▶ _YOUR TASK_
Reproduce all of the material word for word.

▶ _ROWS_
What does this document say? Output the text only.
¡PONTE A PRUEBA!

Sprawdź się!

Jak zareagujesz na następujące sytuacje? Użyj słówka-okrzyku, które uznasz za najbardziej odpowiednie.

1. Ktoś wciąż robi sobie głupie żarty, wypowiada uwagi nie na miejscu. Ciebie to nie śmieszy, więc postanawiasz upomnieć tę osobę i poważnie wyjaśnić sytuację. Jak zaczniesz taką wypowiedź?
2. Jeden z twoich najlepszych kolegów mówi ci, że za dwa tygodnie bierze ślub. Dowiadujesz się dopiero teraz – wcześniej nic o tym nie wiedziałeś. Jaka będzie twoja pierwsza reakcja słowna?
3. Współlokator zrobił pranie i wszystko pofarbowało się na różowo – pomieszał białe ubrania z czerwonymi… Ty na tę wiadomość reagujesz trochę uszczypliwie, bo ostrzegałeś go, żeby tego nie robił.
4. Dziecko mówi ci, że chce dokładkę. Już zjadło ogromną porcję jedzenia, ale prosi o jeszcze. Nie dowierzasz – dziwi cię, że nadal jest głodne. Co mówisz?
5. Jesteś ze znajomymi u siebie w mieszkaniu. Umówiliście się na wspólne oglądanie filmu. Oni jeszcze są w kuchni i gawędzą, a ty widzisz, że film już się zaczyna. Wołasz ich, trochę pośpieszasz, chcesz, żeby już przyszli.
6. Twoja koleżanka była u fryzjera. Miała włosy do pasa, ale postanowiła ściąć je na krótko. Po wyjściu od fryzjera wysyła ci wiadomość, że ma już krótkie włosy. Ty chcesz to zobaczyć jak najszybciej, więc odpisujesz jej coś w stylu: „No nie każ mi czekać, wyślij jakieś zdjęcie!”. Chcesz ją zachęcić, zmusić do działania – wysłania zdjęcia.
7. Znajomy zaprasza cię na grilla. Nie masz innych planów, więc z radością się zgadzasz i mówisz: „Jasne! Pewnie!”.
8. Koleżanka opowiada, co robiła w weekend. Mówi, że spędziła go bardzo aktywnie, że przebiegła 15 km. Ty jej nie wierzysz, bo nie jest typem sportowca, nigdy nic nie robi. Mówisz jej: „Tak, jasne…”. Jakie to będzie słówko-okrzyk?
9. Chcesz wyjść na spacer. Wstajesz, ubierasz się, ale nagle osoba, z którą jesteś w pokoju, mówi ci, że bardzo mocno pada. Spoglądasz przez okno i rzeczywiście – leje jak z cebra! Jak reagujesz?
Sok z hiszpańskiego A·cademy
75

▶ _FINAL RESULT_
What does this document say? Output the text only.
¡PONTE A PRUEBA!

Sprawdź się!

Jak zareagujesz na następujące sytuacje? Użyj słówka-okrzyku, które uznasz za najbardziej odpowiednie.

1. Ktoś wciąż robi sobie głupie żarty, wypowiada uwagi nie na miejscu. Ciebie to nie śmieszy, więc postanawiasz upomnieć tę osobę i poważnie wyjaśnić sytuację. Jak zaczniesz taką wypowiedź?
2. Jeden z twoich najlepszych kolegów mówi ci, że za dwa tygodnie bierze ślub. Dowiadujesz się dopiero teraz – wcześniej nic o tym nie wiedziałeś. Jaka będzie twoja pierwsza reakcja słowna?
3. Współlokator zrobił pranie i wszystko pofarbowało się na różowo – pomieszał białe ubrania z czerwonymi… Ty na tę wiadomość reagujesz trochę uszczypliwie, bo ostrzegałeś go, żeby tego nie robił.
4. Dziecko mówi ci, że chce dokładkę. Już zjadło ogromną porcję jedzenia, ale prosi o jeszcze. Nie dowierzasz – dziwi cię, że nadal jest głodne. Co mówisz?
5. Jesteś ze znajomymi u siebie w mieszkaniu. Umówiliście się na wspólne oglądanie filmu. Oni jeszcze są w kuchni i gawędzą, a ty widzisz, że film już się zaczyna. Wołasz ich, trochę pośpieszasz, chcesz, żeby już przyszli.
6. Twoja koleżanka była u fryzjera. Miała włosy do pasa, ale postanowiła ściąć je na krótko. Po wyjściu od fryzjera wysyła ci wiadomość, że ma już krótkie włosy. Ty chcesz to zobaczyć jak najszybciej, więc odpisujesz jej coś w stylu: „No nie każ mi czekać, wyślij jakieś zdjęcie!”. Chcesz ją zachęcić, zmusić do działania – wysłania zdjęcia.
7. Znajomy zaprasza cię na grilla. Nie masz innych planów, więc z radością się zgadzasz i mówisz: „Jasne! Pewnie!”.
8. Koleżanka opowiada, co robiła w weekend. Mówi, że spędziła go bardzo aktywnie, że przebiegła 15 km. Ty jej nie wierzysz, bo nie jest typem sportowca, nigdy nic nie robi. Mówisz jej: „Tak, jasne…”. Jakie to będzie słówko-okrzyk?
9. Chcesz wyjść na spacer. Wstajesz, ubierasz się, ale nagle osoba, z którą jesteś w pokoju, mówi ci, że bardzo mocno pada. Spoglądasz przez okno i rzeczywiście – leje jak z cebra! Jak reagujesz?
Sok z hiszpańskiego A·cademy
75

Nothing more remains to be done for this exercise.